Below are records. Copy every line with "cwchoiit" in it.

BEGIN SUPPLIED RECORDS

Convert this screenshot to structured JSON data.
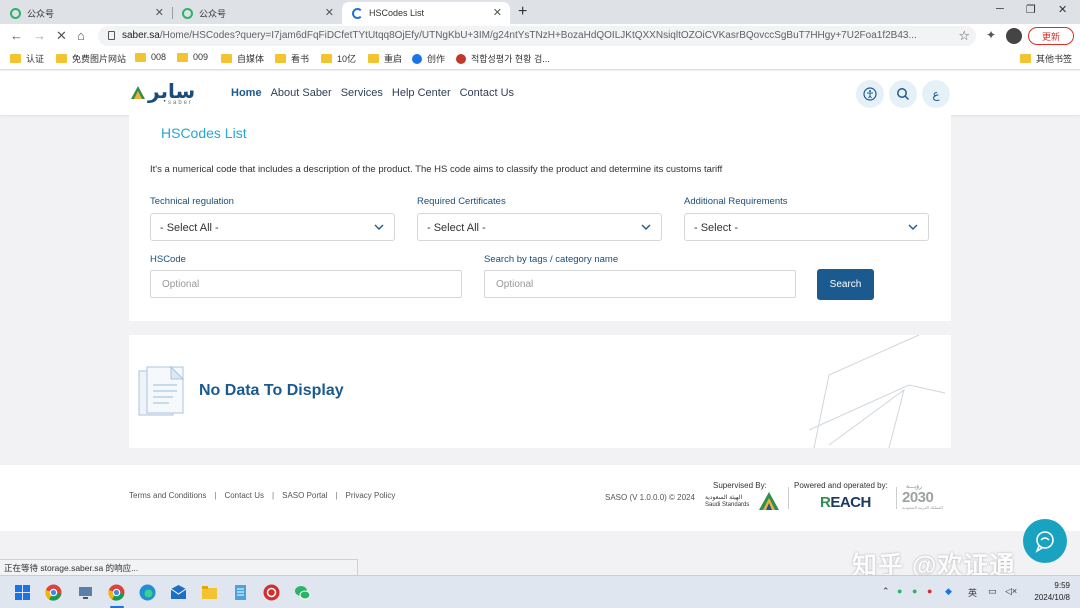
{
  "browser": {
    "tabs": [
      {
        "title": "公众号"
      },
      {
        "title": "公众号"
      },
      {
        "title": "HSCodes List",
        "active": true
      }
    ],
    "url_host": "saber.sa",
    "url_path": "/Home/HSCodes?query=I7jam6dFqFiDCfetTYtUtqq8OjEfy/UTNgKbU+3IM/g24ntYsTNzH+BozaHdQOILJKtQXXNsiqltOZOiCVKasrBQovccSgBuT7HHgy+7U2Foa1f2B43...",
    "update_label": "更新",
    "bookmarks": [
      "认证",
      "免费图片网站",
      "008",
      "009",
      "自媒体",
      "看书",
      "10亿",
      "重启",
      "创作",
      "적합성평가 현황 검...",
      "其他书签"
    ],
    "status_text": "正在等待 storage.saber.sa 的响应..."
  },
  "site": {
    "logo_ar": "سابر",
    "logo_en": "saber",
    "nav": [
      "Home",
      "About Saber",
      "Services",
      "Help Center",
      "Contact Us"
    ],
    "lang_button": "ع"
  },
  "card": {
    "title": "HSCodes List",
    "description": "It's a numerical code that includes a description of the product. The HS code aims to classify the product and determine its customs tariff",
    "filters": {
      "technical_regulation": {
        "label": "Technical regulation",
        "value": "- Select All -"
      },
      "required_certificates": {
        "label": "Required Certificates",
        "value": "- Select All -"
      },
      "additional_requirements": {
        "label": "Additional Requirements",
        "value": "- Select -"
      }
    },
    "hscode": {
      "label": "HSCode",
      "placeholder": "Optional"
    },
    "tags": {
      "label": "Search by tags / category name",
      "placeholder": "Optional"
    },
    "search_button": "Search"
  },
  "results": {
    "empty_message": "No Data To Display"
  },
  "footer": {
    "links": [
      "Terms and Conditions",
      "Contact Us",
      "SASO Portal",
      "Privacy Policy"
    ],
    "version": "SASO (V 1.0.0.0) © 2024",
    "supervised_by": "Supervised By:",
    "saso_ar": "الهيئة السعودية",
    "saso_en": "Saudi Standards",
    "powered_by": "Powered and operated by:",
    "reach_r": "R",
    "reach_rest": "EACH",
    "vision_ar": "رؤيـــة",
    "vision_year": "2030",
    "vision_sub": "المملكة العربية السعودية"
  },
  "watermark": "知乎 @欢证通",
  "taskbar": {
    "time": "9:59",
    "date": "2024/10/8",
    "tray_ime": "英"
  },
  "colors": {
    "brand_blue": "#1b5a8f",
    "title_cyan": "#2aa4d0",
    "chat_teal": "#1aa3c0"
  }
}
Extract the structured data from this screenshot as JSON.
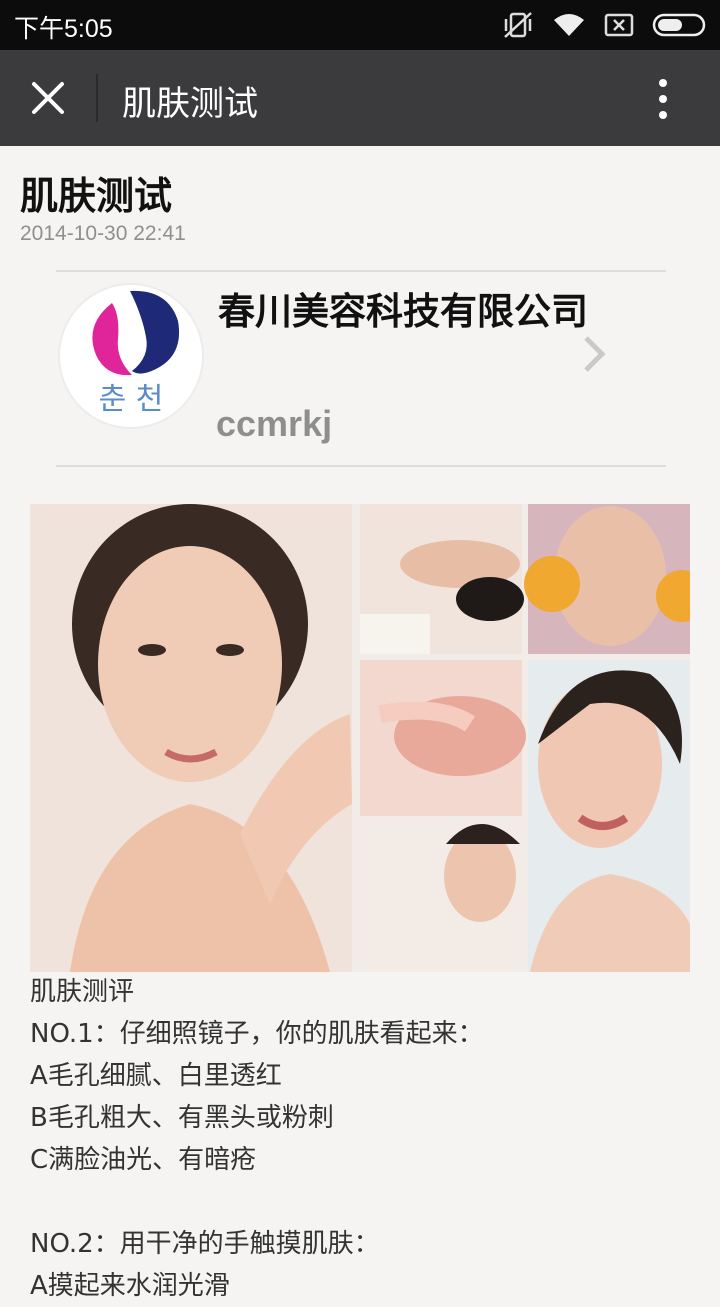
{
  "status_bar": {
    "time": "下午5:05"
  },
  "title_bar": {
    "title": "肌肤测试"
  },
  "article": {
    "title": "肌肤测试",
    "date": "2014-10-30 22:41"
  },
  "account": {
    "name": "春川美容科技有限公司",
    "id": "ccmrkj",
    "logo_text": "춘 천"
  },
  "body_lines": [
    "肌肤测评",
    "NO.1：仔细照镜子，你的肌肤看起来：",
    "A毛孔细腻、白里透红",
    "B毛孔粗大、有黑头或粉刺",
    "C满脸油光、有暗疮",
    "",
    "NO.2：用干净的手触摸肌肤：",
    "A摸起来水润光滑"
  ],
  "icons": {
    "mute": "vibrate-off-icon",
    "wifi": "wifi-icon",
    "sim": "sim-x-icon",
    "battery": "battery-icon",
    "close": "close-icon",
    "more": "more-vertical-icon",
    "chevron": "chevron-right-icon"
  },
  "colors": {
    "status_bar": "#0c0c0c",
    "title_bar": "#3b3b3d",
    "page_bg": "#f5f4f2",
    "logo_magenta": "#e0249a",
    "logo_navy": "#1e2a78"
  }
}
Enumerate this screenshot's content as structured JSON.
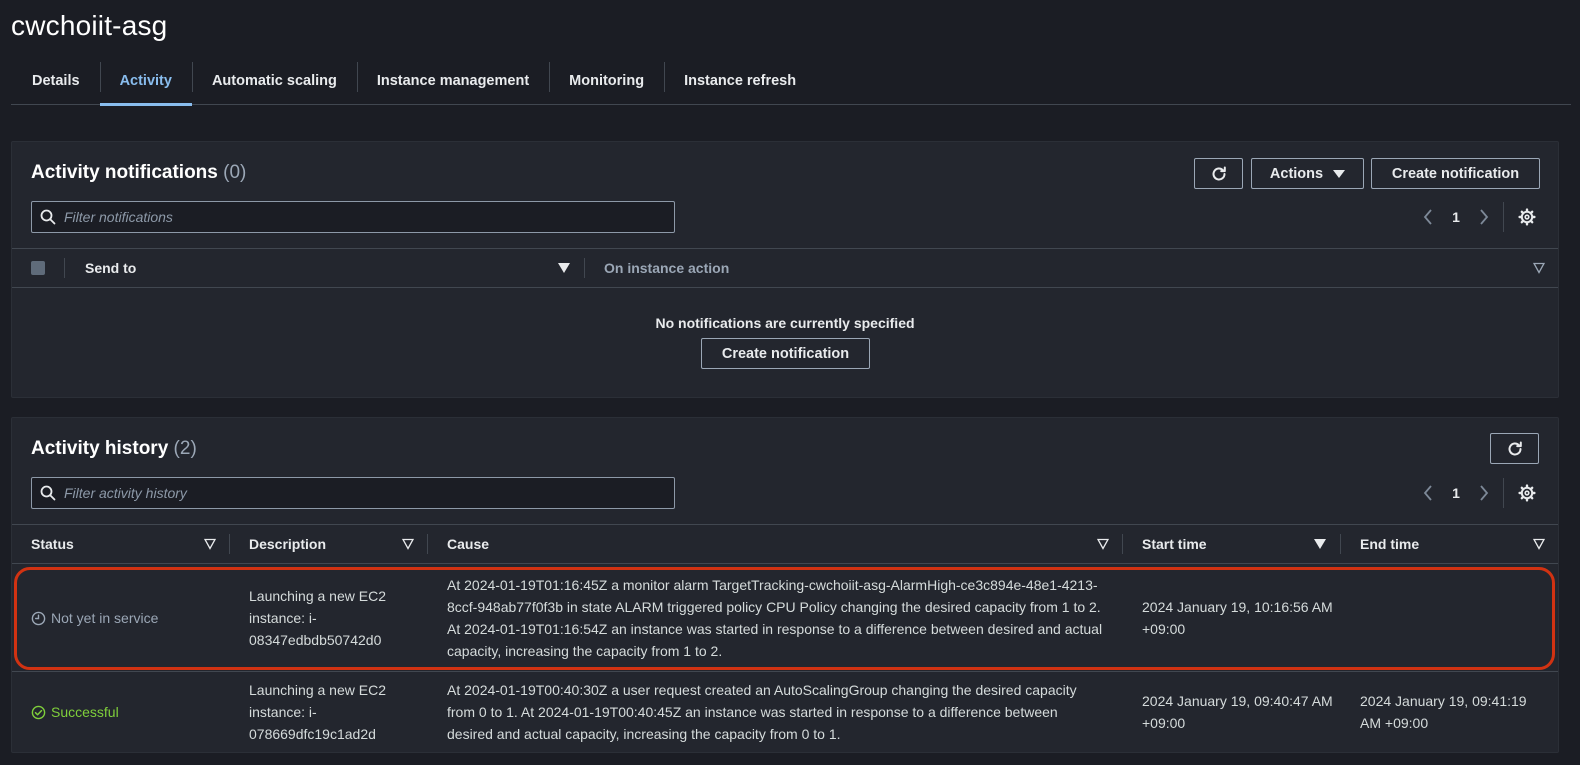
{
  "page": {
    "title": "cwchoiit-asg"
  },
  "tabs": [
    {
      "label": "Details"
    },
    {
      "label": "Activity"
    },
    {
      "label": "Automatic scaling"
    },
    {
      "label": "Instance management"
    },
    {
      "label": "Monitoring"
    },
    {
      "label": "Instance refresh"
    }
  ],
  "active_tab": "Activity",
  "notifications": {
    "title": "Activity notifications",
    "count": "(0)",
    "refresh_icon": "refresh-icon",
    "actions_label": "Actions",
    "create_label": "Create notification",
    "search_placeholder": "Filter notifications",
    "page": "1",
    "columns": {
      "send_to": "Send to",
      "on_instance_action": "On instance action"
    },
    "empty_text": "No notifications are currently specified",
    "empty_create_label": "Create notification"
  },
  "history": {
    "title": "Activity history",
    "count": "(2)",
    "search_placeholder": "Filter activity history",
    "page": "1",
    "columns": {
      "status": "Status",
      "description": "Description",
      "cause": "Cause",
      "start_time": "Start time",
      "end_time": "End time"
    },
    "rows": [
      {
        "status": "Not yet in service",
        "status_icon": "clock-icon",
        "description": "Launching a new EC2 instance: i-08347edbdb50742d0",
        "cause": "At 2024-01-19T01:16:45Z a monitor alarm TargetTracking-cwchoiit-asg-AlarmHigh-ce3c894e-48e1-4213-8ccf-948ab77f0f3b in state ALARM triggered policy CPU Policy changing the desired capacity from 1 to 2. At 2024-01-19T01:16:54Z an instance was started in response to a difference between desired and actual capacity, increasing the capacity from 1 to 2.",
        "start_time": "2024 January 19, 10:16:56 AM +09:00",
        "end_time": ""
      },
      {
        "status": "Successful",
        "status_icon": "check-circle-icon",
        "description": "Launching a new EC2 instance: i-078669dfc19c1ad2d",
        "cause": "At 2024-01-19T00:40:30Z a user request created an AutoScalingGroup changing the desired capacity from 0 to 1. At 2024-01-19T00:40:45Z an instance was started in response to a difference between desired and actual capacity, increasing the capacity from 0 to 1.",
        "start_time": "2024 January 19, 09:40:47 AM +09:00",
        "end_time": "2024 January 19, 09:41:19 AM +09:00"
      }
    ]
  },
  "colors": {
    "background": "#1b1d24",
    "panel": "#23262e",
    "accent": "#89bdee",
    "success": "#7fcf3b",
    "highlight": "#d13212"
  }
}
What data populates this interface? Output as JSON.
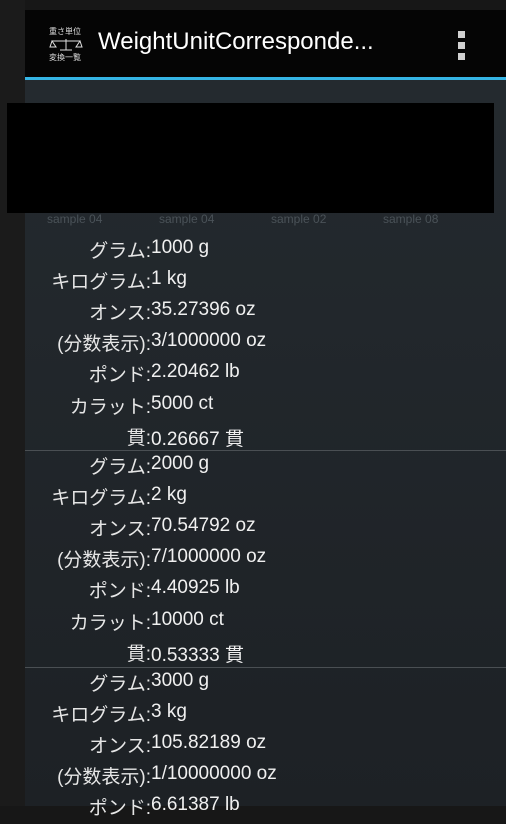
{
  "app": {
    "title": "WeightUnitCorresponde...",
    "icon_text_top": "重さ単位",
    "icon_text_bottom": "変換一覧",
    "accent_color": "#35b5e5"
  },
  "tabs": [
    "sample 04",
    "sample 04",
    "sample 02",
    "sample 08"
  ],
  "records": [
    {
      "rows": [
        {
          "label": "グラム:",
          "value": "1000 g"
        },
        {
          "label": "キログラム:",
          "value": "1 kg"
        },
        {
          "label": "オンス:",
          "value": "35.27396 oz"
        },
        {
          "label": "(分数表示):",
          "value": "3/1000000 oz"
        },
        {
          "label": "ポンド:",
          "value": "2.20462 lb"
        },
        {
          "label": "カラット:",
          "value": "5000 ct"
        },
        {
          "label": "貫:",
          "value": "0.26667 貫"
        }
      ]
    },
    {
      "rows": [
        {
          "label": "グラム:",
          "value": "2000 g"
        },
        {
          "label": "キログラム:",
          "value": "2 kg"
        },
        {
          "label": "オンス:",
          "value": "70.54792 oz"
        },
        {
          "label": "(分数表示):",
          "value": "7/1000000 oz"
        },
        {
          "label": "ポンド:",
          "value": "4.40925 lb"
        },
        {
          "label": "カラット:",
          "value": "10000 ct"
        },
        {
          "label": "貫:",
          "value": "0.53333 貫"
        }
      ]
    },
    {
      "rows": [
        {
          "label": "グラム:",
          "value": "3000 g"
        },
        {
          "label": "キログラム:",
          "value": "3 kg"
        },
        {
          "label": "オンス:",
          "value": "105.82189 oz"
        },
        {
          "label": "(分数表示):",
          "value": "1/10000000 oz"
        },
        {
          "label": "ポンド:",
          "value": "6.61387 lb"
        }
      ]
    }
  ]
}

END SUPPLIED RECORDS

EXERCISE SOLUTION >>
    "title": "cwchoiit-asg"
        "cause": "At 2024-01-19T01:16:45Z a monitor alarm TargetTracking-cwchoiit-asg-AlarmHigh-ce3c894e-48e1-4213-8ccf-948ab77f0f3b in state ALARM triggered policy CPU Policy changing the desired capacity from 1 to 2. At 2024-01-19T01:16:54Z an instance was started in response to a difference between desired and actual capacity, increasing the capacity from 1 to 2.",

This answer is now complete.